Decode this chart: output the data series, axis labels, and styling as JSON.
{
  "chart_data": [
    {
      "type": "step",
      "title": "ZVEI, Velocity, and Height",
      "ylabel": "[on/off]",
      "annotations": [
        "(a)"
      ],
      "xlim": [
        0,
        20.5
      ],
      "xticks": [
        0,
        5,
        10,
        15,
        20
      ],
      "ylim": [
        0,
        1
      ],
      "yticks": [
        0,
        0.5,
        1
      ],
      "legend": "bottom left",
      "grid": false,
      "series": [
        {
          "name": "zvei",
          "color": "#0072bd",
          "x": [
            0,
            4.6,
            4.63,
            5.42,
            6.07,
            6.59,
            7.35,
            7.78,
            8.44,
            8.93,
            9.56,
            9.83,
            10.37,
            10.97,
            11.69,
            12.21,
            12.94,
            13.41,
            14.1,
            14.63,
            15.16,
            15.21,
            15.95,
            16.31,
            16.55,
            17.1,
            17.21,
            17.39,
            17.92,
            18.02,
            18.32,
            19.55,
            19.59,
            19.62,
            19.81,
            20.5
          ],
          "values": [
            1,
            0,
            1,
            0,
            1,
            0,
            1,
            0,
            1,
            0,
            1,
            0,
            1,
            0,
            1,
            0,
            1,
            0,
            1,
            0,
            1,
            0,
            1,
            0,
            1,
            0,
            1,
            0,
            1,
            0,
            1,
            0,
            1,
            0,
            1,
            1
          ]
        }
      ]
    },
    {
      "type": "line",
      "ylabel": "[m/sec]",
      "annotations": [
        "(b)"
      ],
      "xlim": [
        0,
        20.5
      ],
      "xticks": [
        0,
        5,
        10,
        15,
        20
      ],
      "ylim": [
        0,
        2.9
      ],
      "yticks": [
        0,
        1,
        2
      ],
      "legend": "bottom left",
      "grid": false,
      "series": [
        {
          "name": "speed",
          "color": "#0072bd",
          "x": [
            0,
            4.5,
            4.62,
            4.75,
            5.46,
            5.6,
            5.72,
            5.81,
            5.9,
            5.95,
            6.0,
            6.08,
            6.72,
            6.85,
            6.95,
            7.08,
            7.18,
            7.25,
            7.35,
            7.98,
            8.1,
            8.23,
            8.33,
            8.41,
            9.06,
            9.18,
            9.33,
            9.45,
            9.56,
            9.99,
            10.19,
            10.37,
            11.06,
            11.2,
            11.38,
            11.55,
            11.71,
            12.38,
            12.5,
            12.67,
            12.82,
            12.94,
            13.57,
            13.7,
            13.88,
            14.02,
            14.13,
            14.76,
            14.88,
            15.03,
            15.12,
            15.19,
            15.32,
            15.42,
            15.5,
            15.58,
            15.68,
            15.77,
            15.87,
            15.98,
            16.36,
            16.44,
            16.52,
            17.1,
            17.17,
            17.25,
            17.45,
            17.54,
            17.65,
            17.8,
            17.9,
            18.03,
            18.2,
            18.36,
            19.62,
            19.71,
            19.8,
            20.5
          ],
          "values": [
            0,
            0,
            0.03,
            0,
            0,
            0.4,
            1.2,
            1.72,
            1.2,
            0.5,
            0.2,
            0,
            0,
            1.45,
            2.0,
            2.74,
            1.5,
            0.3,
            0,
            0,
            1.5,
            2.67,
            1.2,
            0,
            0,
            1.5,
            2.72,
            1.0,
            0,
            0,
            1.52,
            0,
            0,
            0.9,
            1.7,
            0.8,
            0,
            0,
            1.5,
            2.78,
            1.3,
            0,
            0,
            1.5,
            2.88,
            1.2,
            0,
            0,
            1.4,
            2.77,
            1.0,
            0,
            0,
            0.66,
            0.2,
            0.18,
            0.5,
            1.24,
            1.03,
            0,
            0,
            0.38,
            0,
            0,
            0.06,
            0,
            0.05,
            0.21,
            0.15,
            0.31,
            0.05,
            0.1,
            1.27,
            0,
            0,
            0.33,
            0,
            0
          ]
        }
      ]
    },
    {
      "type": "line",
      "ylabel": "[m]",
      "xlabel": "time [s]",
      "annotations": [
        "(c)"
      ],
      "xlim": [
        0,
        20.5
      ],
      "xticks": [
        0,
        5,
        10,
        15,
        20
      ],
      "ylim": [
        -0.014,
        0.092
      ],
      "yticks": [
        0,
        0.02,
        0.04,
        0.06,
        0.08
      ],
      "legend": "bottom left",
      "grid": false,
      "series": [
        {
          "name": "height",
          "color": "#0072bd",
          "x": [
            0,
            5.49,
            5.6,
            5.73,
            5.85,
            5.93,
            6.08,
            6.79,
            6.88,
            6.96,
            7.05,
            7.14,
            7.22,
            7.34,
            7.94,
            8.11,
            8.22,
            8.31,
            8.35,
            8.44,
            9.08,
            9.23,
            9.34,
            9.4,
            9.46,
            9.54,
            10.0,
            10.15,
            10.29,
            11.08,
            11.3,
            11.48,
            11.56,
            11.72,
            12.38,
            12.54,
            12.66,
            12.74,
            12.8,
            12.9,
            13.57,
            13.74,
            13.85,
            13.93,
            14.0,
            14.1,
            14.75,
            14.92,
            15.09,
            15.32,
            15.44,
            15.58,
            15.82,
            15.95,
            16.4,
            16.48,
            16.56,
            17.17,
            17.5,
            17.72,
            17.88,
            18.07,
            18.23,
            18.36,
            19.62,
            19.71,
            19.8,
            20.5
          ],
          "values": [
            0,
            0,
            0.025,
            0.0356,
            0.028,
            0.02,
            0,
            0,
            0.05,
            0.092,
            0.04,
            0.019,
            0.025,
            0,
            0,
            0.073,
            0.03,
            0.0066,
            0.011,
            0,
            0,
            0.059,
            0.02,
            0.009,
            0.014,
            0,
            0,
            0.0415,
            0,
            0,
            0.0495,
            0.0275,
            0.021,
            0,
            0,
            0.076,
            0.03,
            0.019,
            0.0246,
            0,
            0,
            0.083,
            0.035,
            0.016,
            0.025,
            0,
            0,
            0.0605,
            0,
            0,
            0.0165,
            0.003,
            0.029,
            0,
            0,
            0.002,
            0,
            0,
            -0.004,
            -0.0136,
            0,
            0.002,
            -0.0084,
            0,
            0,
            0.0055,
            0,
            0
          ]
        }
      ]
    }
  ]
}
··········
Write out every entry again exactly, please, with nothing missing.

Decode this chart: output the data series, axis labels, and styling as JSON.
{
  "chart_data": [
    {
      "type": "step",
      "title": "ZVEI, Velocity, and Height",
      "ylabel": "[on/off]",
      "annotations": [
        "(a)"
      ],
      "xlim": [
        0,
        20.5
      ],
      "xticks": [
        0,
        5,
        10,
        15,
        20
      ],
      "ylim": [
        0,
        1
      ],
      "yticks": [
        0,
        0.5,
        1
      ],
      "legend": "bottom left",
      "grid": false,
      "series": [
        {
          "name": "zvei",
          "color": "#0072bd",
          "x": [
            0,
            4.6,
            4.63,
            5.42,
            6.07,
            6.59,
            7.35,
            7.78,
            8.44,
            8.93,
            9.56,
            9.83,
            10.37,
            10.97,
            11.69,
            12.21,
            12.94,
            13.41,
            14.1,
            14.63,
            15.16,
            15.21,
            15.95,
            16.31,
            16.55,
            17.1,
            17.21,
            17.39,
            17.92,
            18.02,
            18.32,
            19.55,
            19.59,
            19.62,
            19.81,
            20.5
          ],
          "values": [
            1,
            0,
            1,
            0,
            1,
            0,
            1,
            0,
            1,
            0,
            1,
            0,
            1,
            0,
            1,
            0,
            1,
            0,
            1,
            0,
            1,
            0,
            1,
            0,
            1,
            0,
            1,
            0,
            1,
            0,
            1,
            0,
            1,
            0,
            1,
            1
          ]
        }
      ]
    },
    {
      "type": "line",
      "ylabel": "[m/sec]",
      "annotations": [
        "(b)"
      ],
      "xlim": [
        0,
        20.5
      ],
      "xticks": [
        0,
        5,
        10,
        15,
        20
      ],
      "ylim": [
        0,
        2.9
      ],
      "yticks": [
        0,
        1,
        2
      ],
      "legend": "bottom left",
      "grid": false,
      "series": [
        {
          "name": "speed",
          "color": "#0072bd",
          "x": [
            0,
            4.5,
            4.62,
            4.75,
            5.46,
            5.6,
            5.72,
            5.81,
            5.9,
            5.95,
            6.0,
            6.08,
            6.72,
            6.85,
            6.95,
            7.08,
            7.18,
            7.25,
            7.35,
            7.98,
            8.1,
            8.23,
            8.33,
            8.41,
            9.06,
            9.18,
            9.33,
            9.45,
            9.56,
            9.99,
            10.19,
            10.37,
            11.06,
            11.2,
            11.38,
            11.55,
            11.71,
            12.38,
            12.5,
            12.67,
            12.82,
            12.94,
            13.57,
            13.7,
            13.88,
            14.02,
            14.13,
            14.76,
            14.88,
            15.03,
            15.12,
            15.19,
            15.32,
            15.42,
            15.5,
            15.58,
            15.68,
            15.77,
            15.87,
            15.98,
            16.36,
            16.44,
            16.52,
            17.1,
            17.17,
            17.25,
            17.45,
            17.54,
            17.65,
            17.8,
            17.9,
            18.03,
            18.2,
            18.36,
            19.62,
            19.71,
            19.8,
            20.5
          ],
          "values": [
            0,
            0,
            0.03,
            0,
            0,
            0.4,
            1.2,
            1.72,
            1.2,
            0.5,
            0.2,
            0,
            0,
            1.45,
            2.0,
            2.74,
            1.5,
            0.3,
            0,
            0,
            1.5,
            2.67,
            1.2,
            0,
            0,
            1.5,
            2.72,
            1.0,
            0,
            0,
            1.52,
            0,
            0,
            0.9,
            1.7,
            0.8,
            0,
            0,
            1.5,
            2.78,
            1.3,
            0,
            0,
            1.5,
            2.88,
            1.2,
            0,
            0,
            1.4,
            2.77,
            1.0,
            0,
            0,
            0.66,
            0.2,
            0.18,
            0.5,
            1.24,
            1.03,
            0,
            0,
            0.38,
            0,
            0,
            0.06,
            0,
            0.05,
            0.21,
            0.15,
            0.31,
            0.05,
            0.1,
            1.27,
            0,
            0,
            0.33,
            0,
            0
          ]
        }
      ]
    },
    {
      "type": "line",
      "ylabel": "[m]",
      "xlabel": "time [s]",
      "annotations": [
        "(c)"
      ],
      "xlim": [
        0,
        20.5
      ],
      "xticks": [
        0,
        5,
        10,
        15,
        20
      ],
      "ylim": [
        -0.014,
        0.092
      ],
      "yticks": [
        0,
        0.02,
        0.04,
        0.06,
        0.08
      ],
      "legend": "bottom left",
      "grid": false,
      "series": [
        {
          "name": "height",
          "color": "#0072bd",
          "x": [
            0,
            5.49,
            5.6,
            5.73,
            5.85,
            5.93,
            6.08,
            6.79,
            6.88,
            6.96,
            7.05,
            7.14,
            7.22,
            7.34,
            7.94,
            8.11,
            8.22,
            8.31,
            8.35,
            8.44,
            9.08,
            9.23,
            9.34,
            9.4,
            9.46,
            9.54,
            10.0,
            10.15,
            10.29,
            11.08,
            11.3,
            11.48,
            11.56,
            11.72,
            12.38,
            12.54,
            12.66,
            12.74,
            12.8,
            12.9,
            13.57,
            13.74,
            13.85,
            13.93,
            14.0,
            14.1,
            14.75,
            14.92,
            15.09,
            15.32,
            15.44,
            15.58,
            15.82,
            15.95,
            16.4,
            16.48,
            16.56,
            17.17,
            17.5,
            17.72,
            17.88,
            18.07,
            18.23,
            18.36,
            19.62,
            19.71,
            19.8,
            20.5
          ],
          "values": [
            0,
            0,
            0.025,
            0.0356,
            0.028,
            0.02,
            0,
            0,
            0.05,
            0.092,
            0.04,
            0.019,
            0.025,
            0,
            0,
            0.073,
            0.03,
            0.0066,
            0.011,
            0,
            0,
            0.059,
            0.02,
            0.009,
            0.014,
            0,
            0,
            0.0415,
            0,
            0,
            0.0495,
            0.0275,
            0.021,
            0,
            0,
            0.076,
            0.03,
            0.019,
            0.0246,
            0,
            0,
            0.083,
            0.035,
            0.016,
            0.025,
            0,
            0,
            0.0605,
            0,
            0,
            0.0165,
            0.003,
            0.029,
            0,
            0,
            0.002,
            0,
            0,
            -0.004,
            -0.0136,
            0,
            0.002,
            -0.0084,
            0,
            0,
            0.0055,
            0,
            0
          ]
        }
      ]
    }
  ]
}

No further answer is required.